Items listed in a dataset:
^^^^^^^^

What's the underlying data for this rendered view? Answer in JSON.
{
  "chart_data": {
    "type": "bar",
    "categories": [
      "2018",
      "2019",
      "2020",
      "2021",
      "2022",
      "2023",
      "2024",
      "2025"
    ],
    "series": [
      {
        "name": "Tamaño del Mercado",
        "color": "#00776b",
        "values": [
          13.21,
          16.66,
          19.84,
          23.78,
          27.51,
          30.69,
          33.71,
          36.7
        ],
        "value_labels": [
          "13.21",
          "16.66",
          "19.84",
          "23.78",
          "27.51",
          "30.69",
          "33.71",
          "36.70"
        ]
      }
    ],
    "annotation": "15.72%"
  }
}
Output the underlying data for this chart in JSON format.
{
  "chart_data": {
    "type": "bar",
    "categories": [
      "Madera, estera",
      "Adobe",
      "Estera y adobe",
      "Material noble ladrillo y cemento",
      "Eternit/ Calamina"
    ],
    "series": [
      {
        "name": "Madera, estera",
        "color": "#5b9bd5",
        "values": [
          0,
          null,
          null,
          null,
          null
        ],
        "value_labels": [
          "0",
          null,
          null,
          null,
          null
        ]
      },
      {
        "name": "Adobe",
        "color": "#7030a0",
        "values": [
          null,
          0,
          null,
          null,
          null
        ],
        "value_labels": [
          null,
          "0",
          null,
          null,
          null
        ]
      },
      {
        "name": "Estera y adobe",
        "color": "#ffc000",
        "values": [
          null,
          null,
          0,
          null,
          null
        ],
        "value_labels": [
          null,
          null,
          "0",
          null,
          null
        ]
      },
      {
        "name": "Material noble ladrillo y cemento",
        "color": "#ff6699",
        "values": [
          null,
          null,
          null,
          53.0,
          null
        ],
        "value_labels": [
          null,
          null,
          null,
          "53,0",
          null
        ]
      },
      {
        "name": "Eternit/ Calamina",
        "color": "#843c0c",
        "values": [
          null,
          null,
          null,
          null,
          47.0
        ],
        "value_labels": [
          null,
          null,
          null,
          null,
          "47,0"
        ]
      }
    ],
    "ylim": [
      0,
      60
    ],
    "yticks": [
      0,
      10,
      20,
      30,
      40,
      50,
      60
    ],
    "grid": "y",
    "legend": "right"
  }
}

^^^^^^^^

● Direction
Search the data for "cemento" and list every line in which it occurs.

● Complete output
      "Material noble ladrillo y cemento",
        "name": "Material noble ladrillo y cemento",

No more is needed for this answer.